-- Data provided start --

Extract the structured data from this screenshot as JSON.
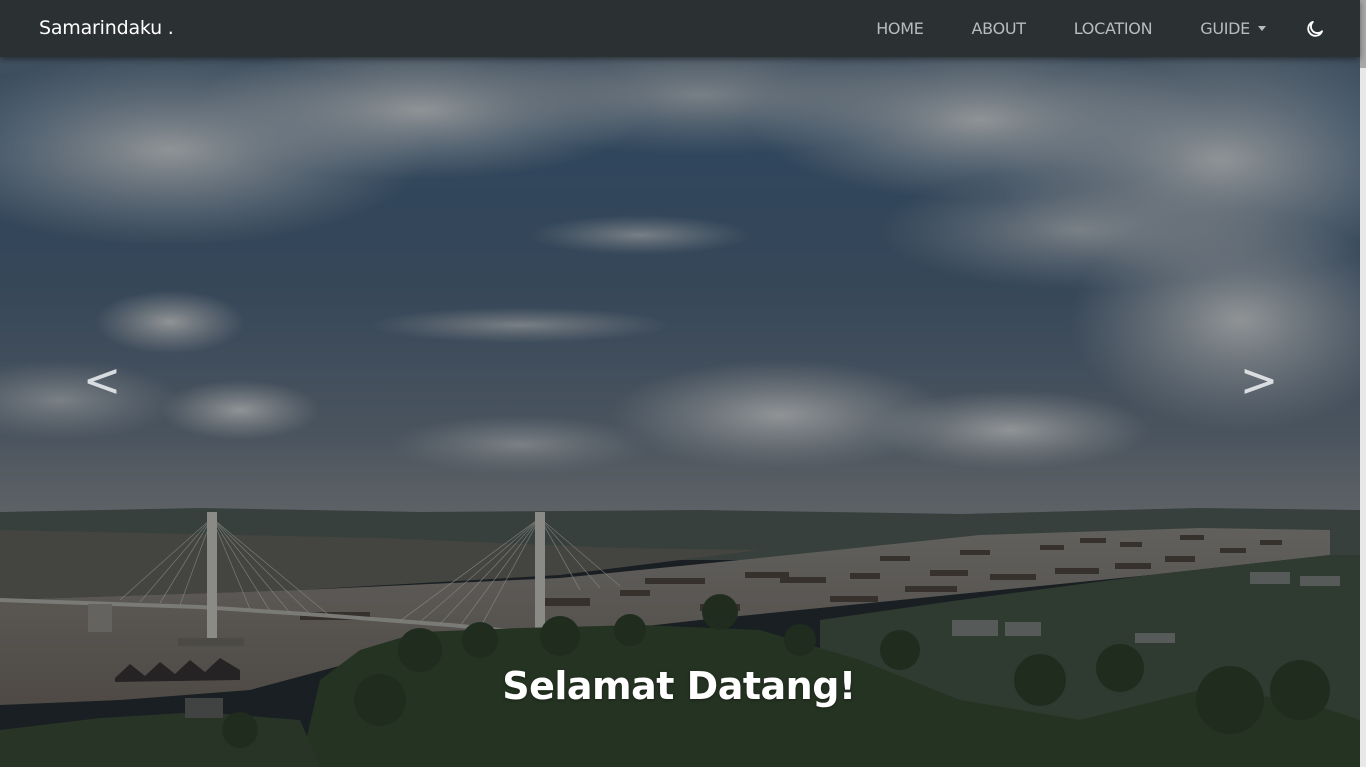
{
  "navbar": {
    "brand": "Samarindaku .",
    "links": [
      {
        "label": "HOME"
      },
      {
        "label": "ABOUT"
      },
      {
        "label": "LOCATION"
      }
    ],
    "dropdown": {
      "label": "GUIDE",
      "icon": "chevron-down-icon"
    },
    "theme_toggle_icon": "moon-icon"
  },
  "carousel": {
    "prev_label": "<",
    "next_label": ">",
    "caption_title": "Selamat Datang!"
  },
  "colors": {
    "navbar_bg": "#2b3033",
    "nav_link": "#b9bcbe",
    "brand": "#ffffff",
    "caption": "#ffffff"
  }
}
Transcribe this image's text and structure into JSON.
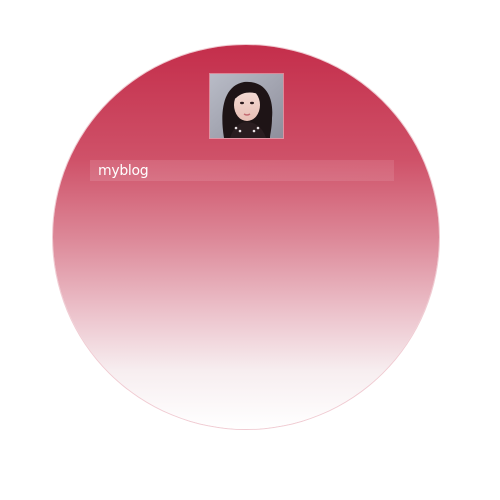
{
  "profile": {
    "avatar_icon": "profile-photo-icon"
  },
  "header": {
    "title": "myblog"
  },
  "colors": {
    "accent": "#c42e4b",
    "accent_light": "#dc8797",
    "fade": "#ffffff"
  }
}
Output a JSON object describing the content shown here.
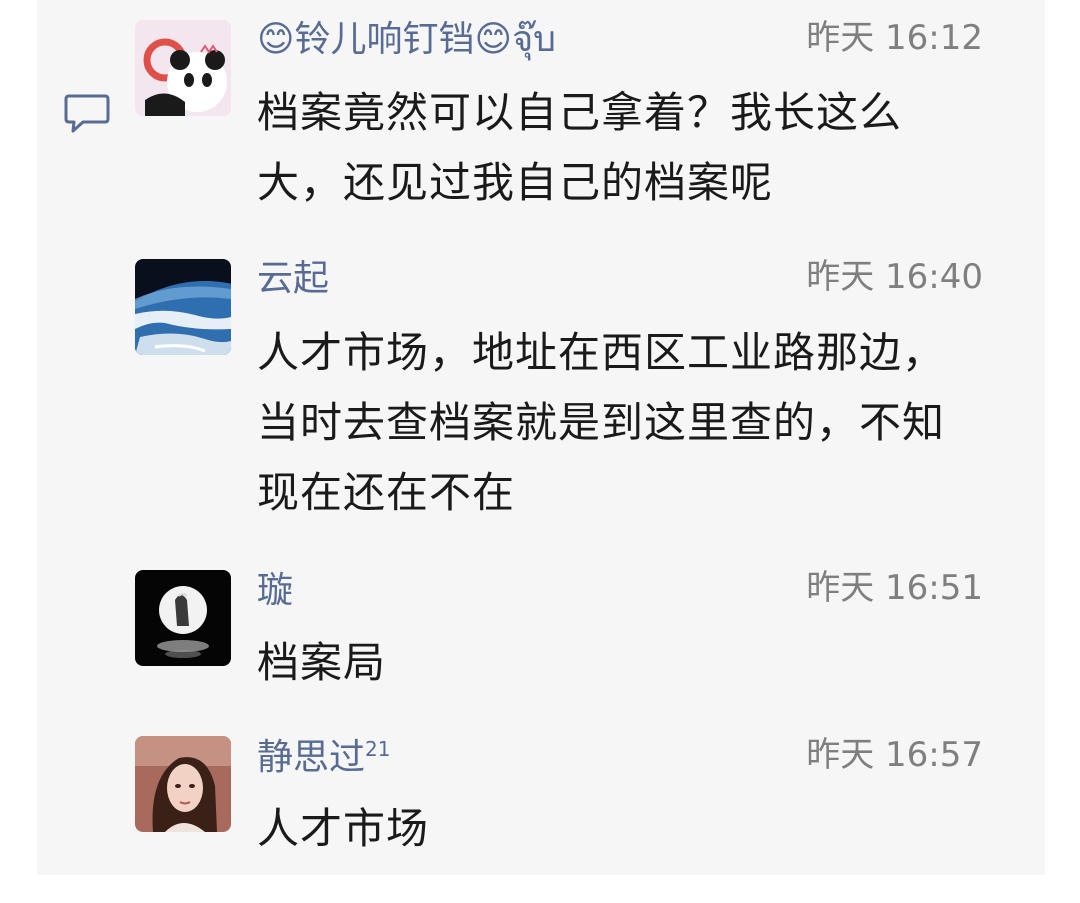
{
  "comments": [
    {
      "user_name": "铃儿响钉铛",
      "name_prefix_emoji": "😊",
      "name_suffix_emoji": "😊",
      "name_suffix_text": "จุ๊บ",
      "time": "昨天 16:12",
      "content": "档案竟然可以自己拿着？我长这么大，还见过我自己的档案呢",
      "avatar_icon": "panda-avatar-icon"
    },
    {
      "user_name": "云起",
      "time": "昨天 16:40",
      "content": "人才市场，地址在西区工业路那边，当时去查档案就是到这里查的，不知现在还在不在",
      "avatar_icon": "earth-avatar-icon"
    },
    {
      "user_name": "璇",
      "time": "昨天 16:51",
      "content": "档案局",
      "avatar_icon": "moon-avatar-icon"
    },
    {
      "user_name": "静思过",
      "name_superscript": "21",
      "time": "昨天 16:57",
      "content": "人才市场",
      "avatar_icon": "portrait-avatar-icon"
    }
  ],
  "icons": {
    "reply": "comment-bubble-icon"
  },
  "colors": {
    "name": "#576b95",
    "time": "#7f7f7f",
    "text": "#1a1a1a",
    "panel_background": "#f6f6f6"
  }
}
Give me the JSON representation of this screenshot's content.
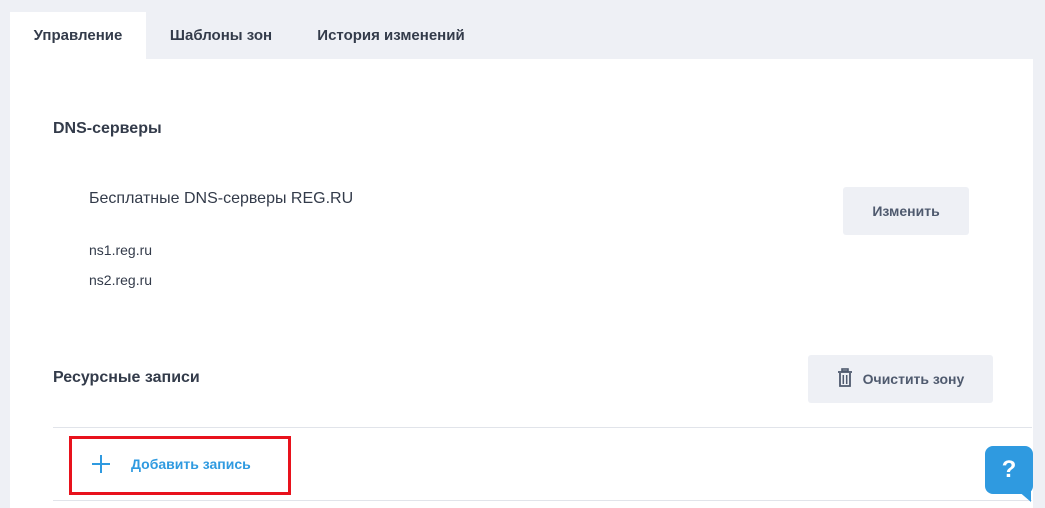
{
  "tabs": [
    {
      "label": "Управление",
      "active": true
    },
    {
      "label": "Шаблоны зон",
      "active": false
    },
    {
      "label": "История изменений",
      "active": false
    }
  ],
  "dns": {
    "title": "DNS-серверы",
    "name": "Бесплатные DNS-серверы REG.RU",
    "servers": [
      "ns1.reg.ru",
      "ns2.reg.ru"
    ],
    "change_label": "Изменить"
  },
  "records": {
    "title": "Ресурсные записи",
    "clear_label": "Очистить зону",
    "add_label": "Добавить запись"
  },
  "help": {
    "label": "?"
  },
  "colors": {
    "accent": "#2f9ae0",
    "highlight": "#e8121c",
    "background": "#eef0f5"
  },
  "icons": {
    "clear": "trash-icon",
    "add": "plus-icon",
    "help": "help-icon"
  }
}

-- Data provided end --

Description of the task | From the line containing "Transcribe this image's" through the end of the entries, quote each line exactly and nothing else, excluding all pictures.

Result |
Transcribe this image's text and structure into JSON.
{
  "profile": {
    "avatar_icon": "profile-photo-icon"
  },
  "header": {
    "title": "myblog"
  },
  "colors": {
    "accent": "#c42e4b",
    "accent_light": "#dc8797",
    "fade": "#ffffff"
  }
}
Output a JSON object describing the content shown here.
{
  "comments": [
    {
      "user_name": "铃儿响钉铛",
      "name_prefix_emoji": "😊",
      "name_suffix_emoji": "😊",
      "name_suffix_text": "จุ๊บ",
      "time": "昨天 16:12",
      "content": "档案竟然可以自己拿着？我长这么大，还见过我自己的档案呢",
      "avatar_icon": "panda-avatar-icon"
    },
    {
      "user_name": "云起",
      "time": "昨天 16:40",
      "content": "人才市场，地址在西区工业路那边，当时去查档案就是到这里查的，不知现在还在不在",
      "avatar_icon": "earth-avatar-icon"
    },
    {
      "user_name": "璇",
      "time": "昨天 16:51",
      "content": "档案局",
      "avatar_icon": "moon-avatar-icon"
    },
    {
      "user_name": "静思过",
      "name_superscript": "21",
      "time": "昨天 16:57",
      "content": "人才市场",
      "avatar_icon": "portrait-avatar-icon"
    }
  ],
  "icons": {
    "reply": "comment-bubble-icon"
  },
  "colors": {
    "name": "#576b95",
    "time": "#7f7f7f",
    "text": "#1a1a1a",
    "panel_background": "#f6f6f6"
  }
}
Give me the JSON representation of this screenshot's content.
{
  "tabs": [
    {
      "label": "Управление",
      "active": true
    },
    {
      "label": "Шаблоны зон",
      "active": false
    },
    {
      "label": "История изменений",
      "active": false
    }
  ],
  "dns": {
    "title": "DNS-серверы",
    "name": "Бесплатные DNS-серверы REG.RU",
    "servers": [
      "ns1.reg.ru",
      "ns2.reg.ru"
    ],
    "change_label": "Изменить"
  },
  "records": {
    "title": "Ресурсные записи",
    "clear_label": "Очистить зону",
    "add_label": "Добавить запись"
  },
  "help": {
    "label": "?"
  },
  "colors": {
    "accent": "#2f9ae0",
    "highlight": "#e8121c",
    "background": "#eef0f5"
  },
  "icons": {
    "clear": "trash-icon",
    "add": "plus-icon",
    "help": "help-icon"
  }
}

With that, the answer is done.